◆ **YOUR GOAL**
Every line of the material below must be repeated exactly.

◆ **EXERCISE DATA**
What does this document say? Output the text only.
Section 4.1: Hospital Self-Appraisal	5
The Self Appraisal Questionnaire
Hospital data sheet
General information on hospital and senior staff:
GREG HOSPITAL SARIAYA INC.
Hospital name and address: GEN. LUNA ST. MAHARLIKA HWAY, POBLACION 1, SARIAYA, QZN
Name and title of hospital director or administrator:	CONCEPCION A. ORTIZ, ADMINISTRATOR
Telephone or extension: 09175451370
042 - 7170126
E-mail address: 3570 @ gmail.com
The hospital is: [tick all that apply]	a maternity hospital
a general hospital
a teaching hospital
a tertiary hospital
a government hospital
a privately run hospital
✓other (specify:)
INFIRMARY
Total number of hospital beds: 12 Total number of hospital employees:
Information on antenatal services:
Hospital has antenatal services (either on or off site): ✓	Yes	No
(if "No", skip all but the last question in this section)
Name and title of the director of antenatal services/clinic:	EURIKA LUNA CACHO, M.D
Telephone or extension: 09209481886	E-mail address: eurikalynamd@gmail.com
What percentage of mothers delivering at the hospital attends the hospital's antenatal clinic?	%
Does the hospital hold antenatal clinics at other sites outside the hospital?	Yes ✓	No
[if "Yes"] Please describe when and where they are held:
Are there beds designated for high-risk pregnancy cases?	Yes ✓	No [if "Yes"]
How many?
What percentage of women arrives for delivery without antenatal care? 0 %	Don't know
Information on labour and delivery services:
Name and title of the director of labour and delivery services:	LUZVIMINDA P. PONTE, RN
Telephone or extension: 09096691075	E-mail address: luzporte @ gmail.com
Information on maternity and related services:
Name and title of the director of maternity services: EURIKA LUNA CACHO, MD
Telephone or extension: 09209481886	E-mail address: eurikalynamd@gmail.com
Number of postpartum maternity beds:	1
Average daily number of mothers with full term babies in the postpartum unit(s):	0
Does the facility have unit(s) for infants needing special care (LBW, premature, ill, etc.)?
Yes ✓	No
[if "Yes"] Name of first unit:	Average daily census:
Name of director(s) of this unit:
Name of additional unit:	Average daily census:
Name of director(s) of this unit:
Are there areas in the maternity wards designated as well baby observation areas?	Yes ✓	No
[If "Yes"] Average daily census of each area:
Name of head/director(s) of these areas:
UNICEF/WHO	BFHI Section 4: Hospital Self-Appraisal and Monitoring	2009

◆ **THE RESPONSE**
What does this document say? Output the text only.
Section 4.1: Hospital Self-Appraisal	5
The Self Appraisal Questionnaire
Hospital data sheet
General information on hospital and senior staff:
GREG HOSPITAL SARIAYA INC.
Hospital name and address: GEN. LUNA ST. MAHARLIKA HWAY, POBLACION 1, SARIAYA, QZN
Name and title of hospital director or administrator:	CONCEPCION A. ORTIZ, ADMINISTRATOR
Telephone or extension: 09175451370
042 - 7170126
E-mail address: 3570 @ gmail.com
The hospital is: [tick all that apply]	a maternity hospital
a general hospital
a teaching hospital
a tertiary hospital
a government hospital
a privately run hospital
✓other (specify:)
INFIRMARY
Total number of hospital beds: 12 Total number of hospital employees:
Information on antenatal services:
Hospital has antenatal services (either on or off site): ✓	Yes	No
(if "No", skip all but the last question in this section)
Name and title of the director of antenatal services/clinic:	EURIKA LUNA CACHO, M.D
Telephone or extension: 09209481886	E-mail address: eurikalynamd@gmail.com
What percentage of mothers delivering at the hospital attends the hospital's antenatal clinic?	%
Does the hospital hold antenatal clinics at other sites outside the hospital?	Yes ✓	No
[if "Yes"] Please describe when and where they are held:
Are there beds designated for high-risk pregnancy cases?	Yes ✓	No [if "Yes"]
How many?
What percentage of women arrives for delivery without antenatal care? 0 %	Don't know
Information on labour and delivery services:
Name and title of the director of labour and delivery services:	LUZVIMINDA P. PONTE, RN
Telephone or extension: 09096691075	E-mail address: luzporte @ gmail.com
Information on maternity and related services:
Name and title of the director of maternity services: EURIKA LUNA CACHO, MD
Telephone or extension: 09209481886	E-mail address: eurikalynamd@gmail.com
Number of postpartum maternity beds:	1
Average daily number of mothers with full term babies in the postpartum unit(s):	0
Does the facility have unit(s) for infants needing special care (LBW, premature, ill, etc.)?
Yes ✓	No
[if "Yes"] Name of first unit:	Average daily census:
Name of director(s) of this unit:
Name of additional unit:	Average daily census:
Name of director(s) of this unit:
Are there areas in the maternity wards designated as well baby observation areas?	Yes ✓	No
[If "Yes"] Average daily census of each area:
Name of head/director(s) of these areas:
UNICEF/WHO	BFHI Section 4: Hospital Self-Appraisal and Monitoring	2009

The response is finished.